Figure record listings

::::

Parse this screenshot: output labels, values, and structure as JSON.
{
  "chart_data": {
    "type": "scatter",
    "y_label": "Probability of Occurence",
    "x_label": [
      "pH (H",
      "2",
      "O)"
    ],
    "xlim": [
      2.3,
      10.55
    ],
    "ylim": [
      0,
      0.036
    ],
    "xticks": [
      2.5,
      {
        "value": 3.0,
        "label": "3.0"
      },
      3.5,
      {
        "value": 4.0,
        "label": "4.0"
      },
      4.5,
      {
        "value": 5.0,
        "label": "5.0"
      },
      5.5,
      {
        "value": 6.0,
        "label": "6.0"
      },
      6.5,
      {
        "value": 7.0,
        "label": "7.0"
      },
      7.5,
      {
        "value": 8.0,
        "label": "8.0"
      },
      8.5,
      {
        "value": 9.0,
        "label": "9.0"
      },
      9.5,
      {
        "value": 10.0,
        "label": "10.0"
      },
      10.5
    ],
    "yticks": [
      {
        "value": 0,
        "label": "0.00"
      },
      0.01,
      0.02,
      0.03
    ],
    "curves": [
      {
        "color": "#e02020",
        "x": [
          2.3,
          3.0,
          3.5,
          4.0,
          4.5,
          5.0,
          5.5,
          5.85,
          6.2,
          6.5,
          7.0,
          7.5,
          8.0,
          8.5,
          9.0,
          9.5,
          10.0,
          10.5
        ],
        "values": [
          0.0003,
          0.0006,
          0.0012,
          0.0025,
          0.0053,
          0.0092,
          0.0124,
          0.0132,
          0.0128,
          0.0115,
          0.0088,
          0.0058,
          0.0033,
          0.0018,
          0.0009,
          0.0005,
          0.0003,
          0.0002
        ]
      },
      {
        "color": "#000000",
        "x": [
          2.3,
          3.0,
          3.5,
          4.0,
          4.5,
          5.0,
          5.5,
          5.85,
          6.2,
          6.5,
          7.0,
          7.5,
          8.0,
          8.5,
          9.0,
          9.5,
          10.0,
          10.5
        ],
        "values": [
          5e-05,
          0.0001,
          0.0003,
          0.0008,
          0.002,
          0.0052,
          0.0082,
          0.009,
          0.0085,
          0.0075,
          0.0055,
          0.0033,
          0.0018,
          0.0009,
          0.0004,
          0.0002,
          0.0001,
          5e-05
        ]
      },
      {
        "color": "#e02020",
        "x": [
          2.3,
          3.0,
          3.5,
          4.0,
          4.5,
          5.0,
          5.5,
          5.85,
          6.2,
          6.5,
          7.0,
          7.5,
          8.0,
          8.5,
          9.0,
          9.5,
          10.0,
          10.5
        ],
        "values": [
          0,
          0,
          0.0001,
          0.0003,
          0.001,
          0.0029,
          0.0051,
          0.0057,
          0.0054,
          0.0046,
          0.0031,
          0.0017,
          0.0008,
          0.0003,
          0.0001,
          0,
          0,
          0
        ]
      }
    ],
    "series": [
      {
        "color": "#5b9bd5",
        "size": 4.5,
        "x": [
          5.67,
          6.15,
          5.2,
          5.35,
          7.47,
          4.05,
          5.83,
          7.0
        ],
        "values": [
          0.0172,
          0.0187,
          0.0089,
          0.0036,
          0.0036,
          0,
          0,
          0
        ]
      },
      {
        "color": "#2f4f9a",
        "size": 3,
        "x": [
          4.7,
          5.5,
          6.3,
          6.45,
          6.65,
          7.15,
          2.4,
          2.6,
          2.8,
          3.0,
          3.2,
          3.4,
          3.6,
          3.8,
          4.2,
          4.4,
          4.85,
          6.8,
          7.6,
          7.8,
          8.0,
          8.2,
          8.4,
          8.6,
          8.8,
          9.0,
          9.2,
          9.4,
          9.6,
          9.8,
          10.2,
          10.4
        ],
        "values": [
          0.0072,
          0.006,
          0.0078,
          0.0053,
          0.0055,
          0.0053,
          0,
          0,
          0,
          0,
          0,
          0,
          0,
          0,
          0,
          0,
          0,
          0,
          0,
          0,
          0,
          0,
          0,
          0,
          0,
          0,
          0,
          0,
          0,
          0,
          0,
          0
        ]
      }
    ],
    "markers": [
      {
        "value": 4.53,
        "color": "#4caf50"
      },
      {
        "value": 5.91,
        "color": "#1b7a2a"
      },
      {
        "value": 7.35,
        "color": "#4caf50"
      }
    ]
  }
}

::::

[Task to carry out]
Would you reproduce all the entries exactly?

[Task answer]
Parse this screenshot: output labels, values, and structure as JSON.
{
  "chart_data": {
    "type": "scatter",
    "y_label": "Probability of Occurence",
    "x_label": [
      "pH (H",
      "2",
      "O)"
    ],
    "xlim": [
      2.3,
      10.55
    ],
    "ylim": [
      0,
      0.036
    ],
    "xticks": [
      2.5,
      {
        "value": 3.0,
        "label": "3.0"
      },
      3.5,
      {
        "value": 4.0,
        "label": "4.0"
      },
      4.5,
      {
        "value": 5.0,
        "label": "5.0"
      },
      5.5,
      {
        "value": 6.0,
        "label": "6.0"
      },
      6.5,
      {
        "value": 7.0,
        "label": "7.0"
      },
      7.5,
      {
        "value": 8.0,
        "label": "8.0"
      },
      8.5,
      {
        "value": 9.0,
        "label": "9.0"
      },
      9.5,
      {
        "value": 10.0,
        "label": "10.0"
      },
      10.5
    ],
    "yticks": [
      {
        "value": 0,
        "label": "0.00"
      },
      0.01,
      0.02,
      0.03
    ],
    "curves": [
      {
        "color": "#e02020",
        "x": [
          2.3,
          3.0,
          3.5,
          4.0,
          4.5,
          5.0,
          5.5,
          5.85,
          6.2,
          6.5,
          7.0,
          7.5,
          8.0,
          8.5,
          9.0,
          9.5,
          10.0,
          10.5
        ],
        "values": [
          0.0003,
          0.0006,
          0.0012,
          0.0025,
          0.0053,
          0.0092,
          0.0124,
          0.0132,
          0.0128,
          0.0115,
          0.0088,
          0.0058,
          0.0033,
          0.0018,
          0.0009,
          0.0005,
          0.0003,
          0.0002
        ]
      },
      {
        "color": "#000000",
        "x": [
          2.3,
          3.0,
          3.5,
          4.0,
          4.5,
          5.0,
          5.5,
          5.85,
          6.2,
          6.5,
          7.0,
          7.5,
          8.0,
          8.5,
          9.0,
          9.5,
          10.0,
          10.5
        ],
        "values": [
          5e-05,
          0.0001,
          0.0003,
          0.0008,
          0.002,
          0.0052,
          0.0082,
          0.009,
          0.0085,
          0.0075,
          0.0055,
          0.0033,
          0.0018,
          0.0009,
          0.0004,
          0.0002,
          0.0001,
          5e-05
        ]
      },
      {
        "color": "#e02020",
        "x": [
          2.3,
          3.0,
          3.5,
          4.0,
          4.5,
          5.0,
          5.5,
          5.85,
          6.2,
          6.5,
          7.0,
          7.5,
          8.0,
          8.5,
          9.0,
          9.5,
          10.0,
          10.5
        ],
        "values": [
          0,
          0,
          0.0001,
          0.0003,
          0.001,
          0.0029,
          0.0051,
          0.0057,
          0.0054,
          0.0046,
          0.0031,
          0.0017,
          0.0008,
          0.0003,
          0.0001,
          0,
          0,
          0
        ]
      }
    ],
    "series": [
      {
        "color": "#5b9bd5",
        "size": 4.5,
        "x": [
          5.67,
          6.15,
          5.2,
          5.35,
          7.47,
          4.05,
          5.83,
          7.0
        ],
        "values": [
          0.0172,
          0.0187,
          0.0089,
          0.0036,
          0.0036,
          0,
          0,
          0
        ]
      },
      {
        "color": "#2f4f9a",
        "size": 3,
        "x": [
          4.7,
          5.5,
          6.3,
          6.45,
          6.65,
          7.15,
          2.4,
          2.6,
          2.8,
          3.0,
          3.2,
          3.4,
          3.6,
          3.8,
          4.2,
          4.4,
          4.85,
          6.8,
          7.6,
          7.8,
          8.0,
          8.2,
          8.4,
          8.6,
          8.8,
          9.0,
          9.2,
          9.4,
          9.6,
          9.8,
          10.2,
          10.4
        ],
        "values": [
          0.0072,
          0.006,
          0.0078,
          0.0053,
          0.0055,
          0.0053,
          0,
          0,
          0,
          0,
          0,
          0,
          0,
          0,
          0,
          0,
          0,
          0,
          0,
          0,
          0,
          0,
          0,
          0,
          0,
          0,
          0,
          0,
          0,
          0,
          0,
          0
        ]
      }
    ],
    "markers": [
      {
        "value": 4.53,
        "color": "#4caf50"
      },
      {
        "value": 5.91,
        "color": "#1b7a2a"
      },
      {
        "value": 7.35,
        "color": "#4caf50"
      }
    ]
  }
}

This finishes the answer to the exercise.